+++ Provided data +++

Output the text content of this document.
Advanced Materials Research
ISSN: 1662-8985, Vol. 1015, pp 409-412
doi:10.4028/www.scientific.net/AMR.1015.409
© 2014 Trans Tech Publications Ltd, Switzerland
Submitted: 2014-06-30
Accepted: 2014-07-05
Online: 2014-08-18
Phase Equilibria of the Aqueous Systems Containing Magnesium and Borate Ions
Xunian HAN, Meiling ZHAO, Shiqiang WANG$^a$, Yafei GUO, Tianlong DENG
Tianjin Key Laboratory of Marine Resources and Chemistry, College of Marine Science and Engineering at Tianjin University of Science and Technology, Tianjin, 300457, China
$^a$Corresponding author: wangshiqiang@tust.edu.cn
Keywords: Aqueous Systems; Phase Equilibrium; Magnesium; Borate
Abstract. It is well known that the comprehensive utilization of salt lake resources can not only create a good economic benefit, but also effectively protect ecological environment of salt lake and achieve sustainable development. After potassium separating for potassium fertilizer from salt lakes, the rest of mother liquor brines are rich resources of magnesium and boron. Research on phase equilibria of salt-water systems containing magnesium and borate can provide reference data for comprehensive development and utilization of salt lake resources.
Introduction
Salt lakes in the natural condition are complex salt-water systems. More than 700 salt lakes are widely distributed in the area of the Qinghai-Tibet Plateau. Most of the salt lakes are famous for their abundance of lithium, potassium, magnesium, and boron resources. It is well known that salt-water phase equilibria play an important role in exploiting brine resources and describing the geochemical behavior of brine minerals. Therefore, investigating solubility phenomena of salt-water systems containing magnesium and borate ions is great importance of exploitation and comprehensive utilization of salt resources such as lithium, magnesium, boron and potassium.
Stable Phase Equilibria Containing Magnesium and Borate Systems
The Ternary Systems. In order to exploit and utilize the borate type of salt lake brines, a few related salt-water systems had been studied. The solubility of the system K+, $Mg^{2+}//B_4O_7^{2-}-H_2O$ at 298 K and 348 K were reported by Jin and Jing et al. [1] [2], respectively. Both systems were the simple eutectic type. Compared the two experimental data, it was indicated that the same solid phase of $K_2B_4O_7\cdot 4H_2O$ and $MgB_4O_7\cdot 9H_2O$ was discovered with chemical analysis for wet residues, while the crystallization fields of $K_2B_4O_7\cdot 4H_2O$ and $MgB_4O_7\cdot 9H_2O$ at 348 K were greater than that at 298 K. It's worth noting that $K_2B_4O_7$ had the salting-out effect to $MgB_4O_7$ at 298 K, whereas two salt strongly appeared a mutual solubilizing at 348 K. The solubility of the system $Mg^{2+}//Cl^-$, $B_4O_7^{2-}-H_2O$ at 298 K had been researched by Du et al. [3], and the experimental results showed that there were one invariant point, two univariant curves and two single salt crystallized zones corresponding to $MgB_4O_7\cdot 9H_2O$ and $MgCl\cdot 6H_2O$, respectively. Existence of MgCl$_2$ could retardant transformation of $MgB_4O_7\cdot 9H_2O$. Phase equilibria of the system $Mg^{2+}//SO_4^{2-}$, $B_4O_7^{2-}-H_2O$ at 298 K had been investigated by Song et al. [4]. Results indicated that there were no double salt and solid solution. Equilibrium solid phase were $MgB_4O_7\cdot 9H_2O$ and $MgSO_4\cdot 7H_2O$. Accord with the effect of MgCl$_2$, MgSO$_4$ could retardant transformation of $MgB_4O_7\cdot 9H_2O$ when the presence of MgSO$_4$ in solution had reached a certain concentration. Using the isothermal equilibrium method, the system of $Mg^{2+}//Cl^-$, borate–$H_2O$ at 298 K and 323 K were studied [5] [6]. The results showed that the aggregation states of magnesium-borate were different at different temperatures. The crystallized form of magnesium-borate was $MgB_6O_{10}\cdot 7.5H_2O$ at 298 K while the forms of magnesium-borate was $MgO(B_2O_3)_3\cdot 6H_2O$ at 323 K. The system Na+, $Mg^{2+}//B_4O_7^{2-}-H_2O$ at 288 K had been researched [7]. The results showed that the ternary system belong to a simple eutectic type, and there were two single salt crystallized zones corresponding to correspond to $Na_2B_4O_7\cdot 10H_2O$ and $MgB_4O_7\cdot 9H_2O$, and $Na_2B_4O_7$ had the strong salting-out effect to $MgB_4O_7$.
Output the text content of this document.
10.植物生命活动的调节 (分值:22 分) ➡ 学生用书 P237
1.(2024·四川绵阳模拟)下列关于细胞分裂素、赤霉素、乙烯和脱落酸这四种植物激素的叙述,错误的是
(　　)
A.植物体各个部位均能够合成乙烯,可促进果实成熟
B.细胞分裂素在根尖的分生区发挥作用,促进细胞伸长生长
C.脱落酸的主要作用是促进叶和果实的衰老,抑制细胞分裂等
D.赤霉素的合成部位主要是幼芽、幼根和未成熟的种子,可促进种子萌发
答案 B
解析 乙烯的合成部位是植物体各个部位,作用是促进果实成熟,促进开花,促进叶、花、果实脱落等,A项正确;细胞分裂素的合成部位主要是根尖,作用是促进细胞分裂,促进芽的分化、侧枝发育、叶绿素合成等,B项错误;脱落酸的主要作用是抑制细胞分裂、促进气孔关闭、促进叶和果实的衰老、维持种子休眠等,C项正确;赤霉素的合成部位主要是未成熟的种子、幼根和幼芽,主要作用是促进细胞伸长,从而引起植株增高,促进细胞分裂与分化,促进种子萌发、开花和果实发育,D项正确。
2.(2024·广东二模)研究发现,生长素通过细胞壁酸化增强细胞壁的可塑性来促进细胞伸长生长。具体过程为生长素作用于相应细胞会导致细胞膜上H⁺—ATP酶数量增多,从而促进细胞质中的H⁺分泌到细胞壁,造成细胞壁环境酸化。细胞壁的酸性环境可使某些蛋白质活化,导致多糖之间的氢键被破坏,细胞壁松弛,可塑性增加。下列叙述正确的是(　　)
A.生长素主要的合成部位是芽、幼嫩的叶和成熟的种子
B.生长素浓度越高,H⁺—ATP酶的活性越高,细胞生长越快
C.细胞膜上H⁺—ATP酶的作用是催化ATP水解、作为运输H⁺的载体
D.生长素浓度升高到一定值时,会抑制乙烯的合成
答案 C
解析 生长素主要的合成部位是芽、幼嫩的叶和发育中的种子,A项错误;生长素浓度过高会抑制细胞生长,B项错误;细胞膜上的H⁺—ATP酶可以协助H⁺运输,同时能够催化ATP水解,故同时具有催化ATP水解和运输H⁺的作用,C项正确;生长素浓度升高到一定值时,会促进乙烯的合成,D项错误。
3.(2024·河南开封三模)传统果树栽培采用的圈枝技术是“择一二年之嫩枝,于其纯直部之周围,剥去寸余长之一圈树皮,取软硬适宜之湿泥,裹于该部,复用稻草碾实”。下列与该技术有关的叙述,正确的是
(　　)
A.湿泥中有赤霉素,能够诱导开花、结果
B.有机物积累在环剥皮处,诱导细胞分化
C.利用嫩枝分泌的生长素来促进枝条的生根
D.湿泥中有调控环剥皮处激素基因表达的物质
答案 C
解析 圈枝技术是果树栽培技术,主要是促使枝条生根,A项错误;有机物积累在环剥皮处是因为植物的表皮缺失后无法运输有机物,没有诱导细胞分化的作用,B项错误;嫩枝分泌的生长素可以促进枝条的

+++

Stated task
Pull out each line containing the word "A项错误" and copy it.

Response to the task
解析 生长素主要的合成部位是芽、幼嫩的叶和发育中的种子,A项错误;生长素浓度过高会抑制细胞生长,B项错误;细胞膜上的H⁺—ATP酶可以协助H⁺运输,同时能够催化ATP水解,故同时具有催化ATP水解和运输H⁺的作用,C项正确;生长素浓度升高到一定值时,会促进乙烯的合成,D项错误。
解析 圈枝技术是果树栽培技术,主要是促使枝条生根,A项错误;有机物积累在环剥皮处是因为植物的表皮缺失后无法运输有机物,没有诱导细胞分化的作用,B项错误;嫩枝分泌的生长素可以促进枝条的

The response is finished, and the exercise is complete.